=== DATA SUPPLIED ===

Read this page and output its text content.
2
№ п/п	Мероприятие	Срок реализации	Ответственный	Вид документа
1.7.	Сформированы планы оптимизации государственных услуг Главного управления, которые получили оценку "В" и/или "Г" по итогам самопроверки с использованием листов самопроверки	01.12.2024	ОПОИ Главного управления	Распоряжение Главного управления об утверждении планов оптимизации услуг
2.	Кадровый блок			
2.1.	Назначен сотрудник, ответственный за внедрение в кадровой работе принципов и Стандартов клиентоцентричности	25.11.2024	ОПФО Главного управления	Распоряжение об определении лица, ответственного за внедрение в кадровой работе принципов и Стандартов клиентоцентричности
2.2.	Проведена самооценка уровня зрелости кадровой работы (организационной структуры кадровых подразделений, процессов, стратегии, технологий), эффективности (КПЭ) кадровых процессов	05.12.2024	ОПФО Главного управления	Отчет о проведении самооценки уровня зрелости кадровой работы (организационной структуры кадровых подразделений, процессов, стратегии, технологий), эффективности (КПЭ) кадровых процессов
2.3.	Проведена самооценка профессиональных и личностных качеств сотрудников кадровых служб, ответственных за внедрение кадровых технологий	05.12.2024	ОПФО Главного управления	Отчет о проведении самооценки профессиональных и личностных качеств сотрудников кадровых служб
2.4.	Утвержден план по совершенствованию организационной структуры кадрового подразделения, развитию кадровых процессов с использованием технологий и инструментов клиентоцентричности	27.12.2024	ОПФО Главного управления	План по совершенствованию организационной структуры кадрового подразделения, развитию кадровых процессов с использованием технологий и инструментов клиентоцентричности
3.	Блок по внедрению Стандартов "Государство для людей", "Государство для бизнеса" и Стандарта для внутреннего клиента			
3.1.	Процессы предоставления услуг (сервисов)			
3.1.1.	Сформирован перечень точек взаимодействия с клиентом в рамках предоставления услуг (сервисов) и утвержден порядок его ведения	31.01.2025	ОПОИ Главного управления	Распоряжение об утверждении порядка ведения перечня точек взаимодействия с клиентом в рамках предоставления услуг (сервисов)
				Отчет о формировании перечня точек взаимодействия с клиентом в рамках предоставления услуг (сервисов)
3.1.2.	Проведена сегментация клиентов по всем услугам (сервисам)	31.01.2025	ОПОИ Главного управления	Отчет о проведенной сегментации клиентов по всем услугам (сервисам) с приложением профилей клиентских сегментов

===

## GIVEN PROBLEM
Transcribe the whole listing with nothing added or left out.

## WRITTEN RESPONSE
Read this page and output its text content.
2
№ п/п	Мероприятие	Срок реализации	Ответственный	Вид документа
1.7.	Сформированы планы оптимизации государственных услуг Главного управления, которые получили оценку "В" и/или "Г" по итогам самопроверки с использованием листов самопроверки	01.12.2024	ОПОИ Главного управления	Распоряжение Главного управления об утверждении планов оптимизации услуг
2.	Кадровый блок			
2.1.	Назначен сотрудник, ответственный за внедрение в кадровой работе принципов и Стандартов клиентоцентричности	25.11.2024	ОПФО Главного управления	Распоряжение об определении лица, ответственного за внедрение в кадровой работе принципов и Стандартов клиентоцентричности
2.2.	Проведена самооценка уровня зрелости кадровой работы (организационной структуры кадровых подразделений, процессов, стратегии, технологий), эффективности (КПЭ) кадровых процессов	05.12.2024	ОПФО Главного управления	Отчет о проведении самооценки уровня зрелости кадровой работы (организационной структуры кадровых подразделений, процессов, стратегии, технологий), эффективности (КПЭ) кадровых процессов
2.3.	Проведена самооценка профессиональных и личностных качеств сотрудников кадровых служб, ответственных за внедрение кадровых технологий	05.12.2024	ОПФО Главного управления	Отчет о проведении самооценки профессиональных и личностных качеств сотрудников кадровых служб
2.4.	Утвержден план по совершенствованию организационной структуры кадрового подразделения, развитию кадровых процессов с использованием технологий и инструментов клиентоцентричности	27.12.2024	ОПФО Главного управления	План по совершенствованию организационной структуры кадрового подразделения, развитию кадровых процессов с использованием технологий и инструментов клиентоцентричности
3.	Блок по внедрению Стандартов "Государство для людей", "Государство для бизнеса" и Стандарта для внутреннего клиента			
3.1.	Процессы предоставления услуг (сервисов)			
3.1.1.	Сформирован перечень точек взаимодействия с клиентом в рамках предоставления услуг (сервисов) и утвержден порядок его ведения	31.01.2025	ОПОИ Главного управления	Распоряжение об утверждении порядка ведения перечня точек взаимодействия с клиентом в рамках предоставления услуг (сервисов)
				Отчет о формировании перечня точек взаимодействия с клиентом в рамках предоставления услуг (сервисов)
3.1.2.	Проведена сегментация клиентов по всем услугам (сервисам)	31.01.2025	ОПОИ Главного управления	Отчет о проведенной сегментации клиентов по всем услугам (сервисам) с приложением профилей клиентских сегментов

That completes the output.